***** Supplied entries *****

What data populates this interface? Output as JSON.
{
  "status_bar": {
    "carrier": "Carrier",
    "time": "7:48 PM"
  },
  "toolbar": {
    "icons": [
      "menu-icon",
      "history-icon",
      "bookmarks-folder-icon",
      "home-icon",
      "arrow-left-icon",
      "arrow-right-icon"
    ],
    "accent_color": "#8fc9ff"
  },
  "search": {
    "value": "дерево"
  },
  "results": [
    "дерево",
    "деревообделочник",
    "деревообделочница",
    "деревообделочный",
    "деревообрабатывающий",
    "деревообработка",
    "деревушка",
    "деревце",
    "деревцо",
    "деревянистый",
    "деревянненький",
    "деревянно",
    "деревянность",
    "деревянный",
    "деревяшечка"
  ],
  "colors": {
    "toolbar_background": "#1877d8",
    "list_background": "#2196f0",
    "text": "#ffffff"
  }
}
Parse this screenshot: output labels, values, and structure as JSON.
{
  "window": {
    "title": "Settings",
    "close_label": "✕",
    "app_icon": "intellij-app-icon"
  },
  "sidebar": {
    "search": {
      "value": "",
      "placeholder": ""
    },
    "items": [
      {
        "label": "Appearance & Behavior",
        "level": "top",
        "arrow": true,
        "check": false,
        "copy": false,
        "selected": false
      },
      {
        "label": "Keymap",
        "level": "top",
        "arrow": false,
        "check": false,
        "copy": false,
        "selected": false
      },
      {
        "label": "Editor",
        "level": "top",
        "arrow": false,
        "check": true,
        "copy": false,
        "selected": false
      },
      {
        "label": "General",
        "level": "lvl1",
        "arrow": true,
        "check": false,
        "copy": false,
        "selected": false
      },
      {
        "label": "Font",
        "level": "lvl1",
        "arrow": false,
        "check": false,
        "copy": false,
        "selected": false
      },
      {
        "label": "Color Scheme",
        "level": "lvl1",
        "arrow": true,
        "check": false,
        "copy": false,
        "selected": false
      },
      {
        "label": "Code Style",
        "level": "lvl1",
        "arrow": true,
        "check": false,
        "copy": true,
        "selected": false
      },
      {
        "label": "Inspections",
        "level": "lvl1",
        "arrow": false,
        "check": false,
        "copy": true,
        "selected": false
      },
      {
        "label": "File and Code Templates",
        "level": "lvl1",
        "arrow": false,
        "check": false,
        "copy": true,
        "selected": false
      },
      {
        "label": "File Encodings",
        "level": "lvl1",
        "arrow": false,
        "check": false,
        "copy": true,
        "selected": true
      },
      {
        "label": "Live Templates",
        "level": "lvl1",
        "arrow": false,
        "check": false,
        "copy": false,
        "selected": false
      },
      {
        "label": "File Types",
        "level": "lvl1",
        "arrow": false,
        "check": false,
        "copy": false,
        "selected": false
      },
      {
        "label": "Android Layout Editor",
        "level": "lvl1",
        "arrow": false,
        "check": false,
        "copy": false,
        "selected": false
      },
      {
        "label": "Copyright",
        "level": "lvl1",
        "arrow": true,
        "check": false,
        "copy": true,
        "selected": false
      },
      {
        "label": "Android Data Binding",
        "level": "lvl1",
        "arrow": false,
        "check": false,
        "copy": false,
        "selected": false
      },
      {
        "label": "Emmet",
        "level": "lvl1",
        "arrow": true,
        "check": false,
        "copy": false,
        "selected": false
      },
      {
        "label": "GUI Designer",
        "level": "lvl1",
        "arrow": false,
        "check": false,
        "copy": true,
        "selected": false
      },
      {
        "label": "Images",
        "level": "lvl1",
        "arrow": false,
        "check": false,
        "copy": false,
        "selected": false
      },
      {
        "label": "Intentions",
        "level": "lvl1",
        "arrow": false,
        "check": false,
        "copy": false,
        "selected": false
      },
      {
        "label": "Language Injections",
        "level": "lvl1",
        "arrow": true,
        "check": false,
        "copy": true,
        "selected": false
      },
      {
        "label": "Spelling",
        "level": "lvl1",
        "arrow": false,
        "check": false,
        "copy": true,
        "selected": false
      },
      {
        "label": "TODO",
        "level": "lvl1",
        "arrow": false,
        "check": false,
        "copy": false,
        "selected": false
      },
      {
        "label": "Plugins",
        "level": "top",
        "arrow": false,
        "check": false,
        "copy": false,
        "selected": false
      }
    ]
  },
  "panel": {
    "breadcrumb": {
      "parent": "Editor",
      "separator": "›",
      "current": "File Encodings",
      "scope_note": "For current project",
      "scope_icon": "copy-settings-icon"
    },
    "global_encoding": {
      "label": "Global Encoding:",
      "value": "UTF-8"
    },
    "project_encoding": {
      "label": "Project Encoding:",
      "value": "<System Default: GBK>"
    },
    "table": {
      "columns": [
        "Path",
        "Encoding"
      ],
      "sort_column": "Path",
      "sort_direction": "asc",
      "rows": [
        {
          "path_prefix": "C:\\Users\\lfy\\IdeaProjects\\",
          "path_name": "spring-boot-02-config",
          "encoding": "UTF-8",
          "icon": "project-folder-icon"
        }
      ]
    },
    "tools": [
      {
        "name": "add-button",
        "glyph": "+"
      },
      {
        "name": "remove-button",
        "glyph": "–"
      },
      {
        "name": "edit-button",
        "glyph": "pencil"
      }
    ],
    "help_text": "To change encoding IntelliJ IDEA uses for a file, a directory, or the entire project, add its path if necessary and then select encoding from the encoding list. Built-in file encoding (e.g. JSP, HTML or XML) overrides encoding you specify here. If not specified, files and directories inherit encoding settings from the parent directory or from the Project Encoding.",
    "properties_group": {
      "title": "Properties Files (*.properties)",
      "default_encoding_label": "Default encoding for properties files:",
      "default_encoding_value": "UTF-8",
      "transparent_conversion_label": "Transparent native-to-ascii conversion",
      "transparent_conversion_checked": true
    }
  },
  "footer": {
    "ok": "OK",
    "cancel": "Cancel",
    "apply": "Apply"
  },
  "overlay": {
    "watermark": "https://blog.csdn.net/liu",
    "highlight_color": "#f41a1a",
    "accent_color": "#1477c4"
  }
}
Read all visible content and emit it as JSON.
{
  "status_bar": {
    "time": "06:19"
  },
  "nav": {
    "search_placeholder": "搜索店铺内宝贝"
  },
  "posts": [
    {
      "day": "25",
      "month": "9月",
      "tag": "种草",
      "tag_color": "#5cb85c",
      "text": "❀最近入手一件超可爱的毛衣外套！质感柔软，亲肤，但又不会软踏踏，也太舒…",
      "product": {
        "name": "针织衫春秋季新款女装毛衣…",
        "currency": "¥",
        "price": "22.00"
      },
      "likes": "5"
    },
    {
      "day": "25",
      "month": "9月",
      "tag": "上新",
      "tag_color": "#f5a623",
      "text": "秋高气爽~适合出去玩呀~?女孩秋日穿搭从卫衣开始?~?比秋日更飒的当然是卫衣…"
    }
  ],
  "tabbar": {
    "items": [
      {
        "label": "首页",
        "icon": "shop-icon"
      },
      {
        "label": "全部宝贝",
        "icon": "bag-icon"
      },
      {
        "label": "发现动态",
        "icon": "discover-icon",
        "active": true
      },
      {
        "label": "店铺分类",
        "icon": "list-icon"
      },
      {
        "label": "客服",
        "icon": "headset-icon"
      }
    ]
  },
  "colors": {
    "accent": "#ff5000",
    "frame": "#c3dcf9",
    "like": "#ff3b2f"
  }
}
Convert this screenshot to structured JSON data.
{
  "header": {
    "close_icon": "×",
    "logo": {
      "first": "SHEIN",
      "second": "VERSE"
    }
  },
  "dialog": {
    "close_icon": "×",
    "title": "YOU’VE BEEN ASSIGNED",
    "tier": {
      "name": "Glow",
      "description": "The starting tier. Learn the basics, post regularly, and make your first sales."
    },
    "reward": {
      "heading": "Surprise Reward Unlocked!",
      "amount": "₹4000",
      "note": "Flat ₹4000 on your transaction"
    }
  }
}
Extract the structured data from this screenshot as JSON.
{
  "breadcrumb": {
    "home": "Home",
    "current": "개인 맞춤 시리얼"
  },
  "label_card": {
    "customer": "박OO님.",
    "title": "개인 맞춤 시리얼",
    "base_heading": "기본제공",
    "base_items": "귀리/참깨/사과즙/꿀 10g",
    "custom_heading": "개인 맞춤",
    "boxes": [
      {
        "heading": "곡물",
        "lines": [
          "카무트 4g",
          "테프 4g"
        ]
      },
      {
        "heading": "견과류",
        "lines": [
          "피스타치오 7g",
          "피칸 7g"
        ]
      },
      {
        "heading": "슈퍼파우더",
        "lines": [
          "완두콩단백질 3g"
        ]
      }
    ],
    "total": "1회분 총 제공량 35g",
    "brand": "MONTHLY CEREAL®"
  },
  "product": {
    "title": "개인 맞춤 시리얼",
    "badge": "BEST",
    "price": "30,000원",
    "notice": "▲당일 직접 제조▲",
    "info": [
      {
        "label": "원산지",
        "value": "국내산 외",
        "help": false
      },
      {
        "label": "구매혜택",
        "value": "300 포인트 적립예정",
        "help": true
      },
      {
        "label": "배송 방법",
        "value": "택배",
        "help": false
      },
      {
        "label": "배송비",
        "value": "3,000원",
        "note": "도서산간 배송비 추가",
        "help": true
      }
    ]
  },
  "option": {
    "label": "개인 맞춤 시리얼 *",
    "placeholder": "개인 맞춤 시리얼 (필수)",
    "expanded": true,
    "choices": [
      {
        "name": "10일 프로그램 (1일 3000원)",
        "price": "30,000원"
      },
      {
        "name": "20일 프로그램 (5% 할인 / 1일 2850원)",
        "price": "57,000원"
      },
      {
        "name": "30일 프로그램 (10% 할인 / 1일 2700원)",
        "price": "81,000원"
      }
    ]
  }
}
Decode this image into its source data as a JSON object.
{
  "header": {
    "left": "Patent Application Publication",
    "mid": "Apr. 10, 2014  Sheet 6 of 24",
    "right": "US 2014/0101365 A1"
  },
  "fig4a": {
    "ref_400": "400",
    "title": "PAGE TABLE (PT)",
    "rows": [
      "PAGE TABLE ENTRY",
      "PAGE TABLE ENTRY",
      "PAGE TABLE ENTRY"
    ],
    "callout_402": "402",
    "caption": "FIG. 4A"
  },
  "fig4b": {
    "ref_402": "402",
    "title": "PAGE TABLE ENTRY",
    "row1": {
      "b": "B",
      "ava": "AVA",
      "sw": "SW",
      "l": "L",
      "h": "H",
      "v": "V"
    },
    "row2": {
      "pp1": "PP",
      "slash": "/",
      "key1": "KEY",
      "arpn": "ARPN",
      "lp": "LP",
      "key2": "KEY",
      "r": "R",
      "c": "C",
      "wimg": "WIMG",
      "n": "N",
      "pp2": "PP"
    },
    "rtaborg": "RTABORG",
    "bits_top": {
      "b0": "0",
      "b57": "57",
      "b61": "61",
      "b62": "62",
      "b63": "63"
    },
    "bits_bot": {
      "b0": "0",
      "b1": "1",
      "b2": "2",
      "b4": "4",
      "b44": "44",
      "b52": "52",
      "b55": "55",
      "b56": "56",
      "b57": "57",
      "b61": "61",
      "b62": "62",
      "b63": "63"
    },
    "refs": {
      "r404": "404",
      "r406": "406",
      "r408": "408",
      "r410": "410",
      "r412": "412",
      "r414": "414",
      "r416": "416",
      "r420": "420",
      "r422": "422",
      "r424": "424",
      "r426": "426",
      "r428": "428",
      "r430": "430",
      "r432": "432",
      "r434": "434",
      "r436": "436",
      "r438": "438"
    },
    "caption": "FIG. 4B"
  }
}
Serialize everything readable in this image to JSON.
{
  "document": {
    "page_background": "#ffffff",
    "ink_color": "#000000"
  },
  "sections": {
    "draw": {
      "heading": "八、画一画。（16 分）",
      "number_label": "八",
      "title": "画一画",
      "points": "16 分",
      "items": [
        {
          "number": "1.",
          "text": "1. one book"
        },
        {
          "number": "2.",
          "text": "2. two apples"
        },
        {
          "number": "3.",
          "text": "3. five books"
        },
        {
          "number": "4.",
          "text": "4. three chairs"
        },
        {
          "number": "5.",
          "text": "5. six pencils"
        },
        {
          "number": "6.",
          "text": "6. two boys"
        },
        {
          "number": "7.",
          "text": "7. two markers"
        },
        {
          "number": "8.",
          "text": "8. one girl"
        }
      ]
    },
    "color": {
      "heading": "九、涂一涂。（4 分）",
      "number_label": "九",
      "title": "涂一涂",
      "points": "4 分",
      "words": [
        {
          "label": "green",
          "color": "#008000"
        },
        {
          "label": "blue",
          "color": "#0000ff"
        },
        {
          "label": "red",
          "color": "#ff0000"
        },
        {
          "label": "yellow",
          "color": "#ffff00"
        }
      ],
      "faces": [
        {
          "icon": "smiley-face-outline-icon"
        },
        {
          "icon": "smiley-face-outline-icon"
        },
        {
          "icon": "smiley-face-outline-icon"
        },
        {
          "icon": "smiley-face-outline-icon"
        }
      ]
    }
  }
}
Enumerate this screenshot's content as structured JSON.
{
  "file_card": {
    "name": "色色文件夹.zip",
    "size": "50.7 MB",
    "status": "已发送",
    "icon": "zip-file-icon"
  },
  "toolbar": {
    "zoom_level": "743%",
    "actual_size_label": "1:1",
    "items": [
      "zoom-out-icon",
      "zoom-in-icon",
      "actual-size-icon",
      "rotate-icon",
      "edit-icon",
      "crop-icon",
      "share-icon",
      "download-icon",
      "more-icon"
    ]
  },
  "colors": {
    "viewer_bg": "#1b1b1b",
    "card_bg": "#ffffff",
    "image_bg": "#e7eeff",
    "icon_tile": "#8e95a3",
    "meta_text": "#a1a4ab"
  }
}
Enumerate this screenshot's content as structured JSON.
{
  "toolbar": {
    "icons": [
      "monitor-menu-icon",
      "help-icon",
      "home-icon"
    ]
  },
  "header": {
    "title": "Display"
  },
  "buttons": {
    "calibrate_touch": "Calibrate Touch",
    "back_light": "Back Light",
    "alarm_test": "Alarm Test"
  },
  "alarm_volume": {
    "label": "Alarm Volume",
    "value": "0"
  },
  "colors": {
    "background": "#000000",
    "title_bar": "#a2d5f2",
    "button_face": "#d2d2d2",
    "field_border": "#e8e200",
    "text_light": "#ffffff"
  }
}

*****

◆ Work to do: Your task is to gather all lines from the entries above that hold the word "Editor".

◆ Correct response:
        "label": "Editor",
        "label": "Android Layout Editor",
      "parent": "Editor",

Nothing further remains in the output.